
      • Thanks for the link. I prefer MTBs and dirt riding. At £1599 this bike is a premium product – not a low margin mass produced item.

        • You’re welcome. I’m not strong enough for MTbing but have a high power to weight ratio, so I love climbing on a road bike and of course descending the other side!

          Whilst your point re mass production is correct, my point is that there is at least one and probably more pockets of high added value manufacturing in Greece.

          This is something they could concentrate on which would help but would not be the entire solution especially if you consider that buyers of premium products are interested in quality over price so FX movements don’t affect sales to foreigners, although, paradoxically, I am one of those who looks at value for money, albeit at the higher end.

          Having seen Shaun’s comments on the % of GDP devoted to manufacturing, the big answer must lie with services which accounts for80% of the Greek economy –

          Thanks for the insight on Bank’s attitude towards IT staff.

          I subscribed to the theory that Greece would be better off defaulting and exiting the EZ back in 2012 thru 2015. Since 2016 I have changed my opinion and believe they’re in far too much debt to default and leave. I doubt any one would trade with them if they left now.

    • Hi ExpatInBG

      This is a big question. At any sort of first world wage level then some form of innovation is required to compete as otherwise you will soon be swept aside by cheaper 3rd world goods. This from Markit was not optimistic at all about the current situation.

      “Companies also looked to reduce their purchasing
      activity in March, the third time in as many months
      this has been the case. Anecdotal evidence
      suggested that a combination of lower output
      requirements and financial uncertainty contributed
      to the reduction. This led to a further fall in preproduction
      inventories. ”

      Looking further back to 2015 this was not especially optimistic from the EBRD.

      “With only 8.5 per cent of its economy devoted to manufacturing Greece is the least industrialized country in continental EU (except for Luxembourg). Almost two-thirds of the manufacturing sector consists of three subsectors: food, petroleum and basic metals processing.”

      We will have to see how the official data develops in 2017.
▬▬▬
PROBLEM SET:
• a. Reproduce the comment thread on the Greek economy word for word, everything from "Thanks for the insight" down to "the current situation.".
• b. Decide whether each statement below agrees with the comment thread on the Greek economy, answering yes or no and quoting the words that settle it: (i) The bike under discussion costs £1599. (ii) The commenter who loves climbing on a road bike says they are strong enough for mountain biking. (iii) The EBRD quotation puts the share of Greece's economy devoted to manufacturing at 8.5 per cent.
• c. Extend the comment thread on the Greek economy past its last sentence.
▬▬▬
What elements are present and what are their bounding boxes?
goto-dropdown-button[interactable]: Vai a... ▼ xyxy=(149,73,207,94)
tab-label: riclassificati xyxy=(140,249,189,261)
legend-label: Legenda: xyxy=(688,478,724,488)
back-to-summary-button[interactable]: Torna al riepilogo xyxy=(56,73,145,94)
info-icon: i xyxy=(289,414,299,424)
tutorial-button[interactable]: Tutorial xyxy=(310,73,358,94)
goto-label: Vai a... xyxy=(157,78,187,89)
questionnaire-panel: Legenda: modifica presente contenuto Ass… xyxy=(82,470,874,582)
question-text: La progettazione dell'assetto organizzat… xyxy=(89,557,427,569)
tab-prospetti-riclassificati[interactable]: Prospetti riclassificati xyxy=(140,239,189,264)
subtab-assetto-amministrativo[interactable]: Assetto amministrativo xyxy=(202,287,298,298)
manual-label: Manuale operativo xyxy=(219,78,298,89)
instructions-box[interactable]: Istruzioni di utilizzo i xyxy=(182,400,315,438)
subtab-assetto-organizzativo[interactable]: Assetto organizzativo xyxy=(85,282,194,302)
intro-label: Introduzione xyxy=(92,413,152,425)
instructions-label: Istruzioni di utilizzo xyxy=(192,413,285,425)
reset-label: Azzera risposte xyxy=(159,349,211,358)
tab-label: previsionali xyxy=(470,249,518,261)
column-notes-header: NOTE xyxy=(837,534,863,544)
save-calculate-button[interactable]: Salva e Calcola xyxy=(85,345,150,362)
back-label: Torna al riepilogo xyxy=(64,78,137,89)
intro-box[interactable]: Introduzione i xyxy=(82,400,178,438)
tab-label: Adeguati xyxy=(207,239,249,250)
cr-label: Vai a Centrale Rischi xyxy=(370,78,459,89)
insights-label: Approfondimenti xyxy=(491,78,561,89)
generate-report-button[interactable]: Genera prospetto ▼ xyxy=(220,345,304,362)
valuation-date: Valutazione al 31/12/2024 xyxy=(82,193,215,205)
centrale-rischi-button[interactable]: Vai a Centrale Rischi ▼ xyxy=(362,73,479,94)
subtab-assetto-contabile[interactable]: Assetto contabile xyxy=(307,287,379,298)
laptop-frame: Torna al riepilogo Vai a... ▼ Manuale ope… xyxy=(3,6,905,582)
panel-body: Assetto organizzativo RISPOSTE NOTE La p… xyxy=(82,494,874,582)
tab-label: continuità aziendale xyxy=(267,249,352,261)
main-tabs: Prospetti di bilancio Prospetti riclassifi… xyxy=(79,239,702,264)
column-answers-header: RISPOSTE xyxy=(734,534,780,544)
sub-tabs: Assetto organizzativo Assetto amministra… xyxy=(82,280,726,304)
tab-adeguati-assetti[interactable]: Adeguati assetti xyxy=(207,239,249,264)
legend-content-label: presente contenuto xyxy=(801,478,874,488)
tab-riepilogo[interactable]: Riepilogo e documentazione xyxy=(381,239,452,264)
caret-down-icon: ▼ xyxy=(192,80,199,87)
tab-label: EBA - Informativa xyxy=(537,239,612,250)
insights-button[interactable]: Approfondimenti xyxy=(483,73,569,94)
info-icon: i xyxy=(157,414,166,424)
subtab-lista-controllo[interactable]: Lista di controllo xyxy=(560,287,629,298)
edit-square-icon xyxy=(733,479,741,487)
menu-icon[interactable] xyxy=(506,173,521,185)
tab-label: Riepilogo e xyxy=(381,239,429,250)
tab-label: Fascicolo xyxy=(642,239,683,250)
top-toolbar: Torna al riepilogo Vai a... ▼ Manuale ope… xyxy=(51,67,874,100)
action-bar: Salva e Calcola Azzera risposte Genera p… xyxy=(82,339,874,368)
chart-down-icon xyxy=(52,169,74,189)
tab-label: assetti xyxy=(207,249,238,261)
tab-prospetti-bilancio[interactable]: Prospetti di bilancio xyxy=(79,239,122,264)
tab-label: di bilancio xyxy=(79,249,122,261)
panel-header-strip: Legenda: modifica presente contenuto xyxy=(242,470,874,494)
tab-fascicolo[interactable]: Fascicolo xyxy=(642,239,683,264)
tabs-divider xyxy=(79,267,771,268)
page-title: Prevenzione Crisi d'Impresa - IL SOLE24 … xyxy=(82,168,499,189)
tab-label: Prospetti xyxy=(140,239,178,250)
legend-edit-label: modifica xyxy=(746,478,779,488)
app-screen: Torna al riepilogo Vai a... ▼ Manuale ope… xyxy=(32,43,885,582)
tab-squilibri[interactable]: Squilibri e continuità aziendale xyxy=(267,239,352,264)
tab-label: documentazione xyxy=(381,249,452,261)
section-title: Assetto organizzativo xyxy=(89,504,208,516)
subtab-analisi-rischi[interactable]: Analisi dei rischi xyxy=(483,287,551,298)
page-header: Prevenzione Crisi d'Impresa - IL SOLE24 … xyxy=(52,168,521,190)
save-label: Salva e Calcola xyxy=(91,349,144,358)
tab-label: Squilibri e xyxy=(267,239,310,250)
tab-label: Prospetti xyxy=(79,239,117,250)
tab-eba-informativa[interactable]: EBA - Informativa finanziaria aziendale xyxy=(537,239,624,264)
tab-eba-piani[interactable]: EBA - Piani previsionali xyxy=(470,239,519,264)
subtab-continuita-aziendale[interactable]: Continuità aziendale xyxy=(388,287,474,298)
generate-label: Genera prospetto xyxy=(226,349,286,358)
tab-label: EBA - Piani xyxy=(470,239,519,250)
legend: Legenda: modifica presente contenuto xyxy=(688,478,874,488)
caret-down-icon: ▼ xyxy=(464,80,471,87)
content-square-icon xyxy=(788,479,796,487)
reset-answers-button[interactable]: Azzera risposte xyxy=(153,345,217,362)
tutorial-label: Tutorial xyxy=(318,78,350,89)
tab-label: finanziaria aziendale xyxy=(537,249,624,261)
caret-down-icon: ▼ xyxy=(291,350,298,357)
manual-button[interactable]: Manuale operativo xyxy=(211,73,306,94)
▬▬▬
ANSWER SECTION:
• a.
Thanks for the insight on Bank’s attitude towards IT staff.

          I subscribed to the theory that Greece would be better off defaulting and exiting the EZ back in 2012 thru 2015. Since 2016 I have changed my opinion and believe they’re in far too much debt to default and leave. I doubt any one would trade with them if they left now.

    • Hi ExpatInBG

      This is a big question. At any sort of first world wage level then some form of innovation is required to compete as otherwise you will soon be swept aside by cheaper 3rd world goods. This from Markit was not optimistic at all about the current situation.

• b.
(i) Yes: "At £1599 this bike is a premium product"
(ii) No: "I’m not strong enough for MTbing"
(iii) Yes: "With only 8.5 per cent of its economy devoted to manufacturing"

• c.
  4. Shaun, you comment on the rules of the ECB club that it must always be repaid with an air of derision?
    Are you suggesting that the taxpayer whom ultimately backstops the ECB should be left to finance the unpaid loans?

    • Hi Noo2

      You are right to read some discontent in the way I wrote that. The reason was that if we go back to the PSI in 2012 it was never going to be enough to just haircut the private sector held bonds. The official sector had to join in as well if it was going to work or have a good chance of working. Back then via the Securities Markets Programme the ECB held a large amount of Greek debt and was a blocking ball especially if you add it in with the IMF. In these situations timing matters as well as what you do and the later changes such as handing profits back were too late. Now the ESM is making all sorts of changes such as lower interest rates and extended repayment dates but in many respects the horse had already bolted.

      Remember also that it was part of the Troika that told us that Greece was about to return to 2-3% economic growth which was a fantasy required to justify the debt stance. Thus the combination led to the shambles that now exists.

      • Yes Shaun, the idea that participants in loans to not share in losses is a bizarre manipulation of reality. You are correct to judge the Troika, any money lender adopts ROI on their position. In this case the reputation of the Troika is their forecast of growth following the lending, when their judgement fails them then so too should the haircut fall upon them. A loan without participation is not a loan, it is penury upon the applicant, a debtors prison.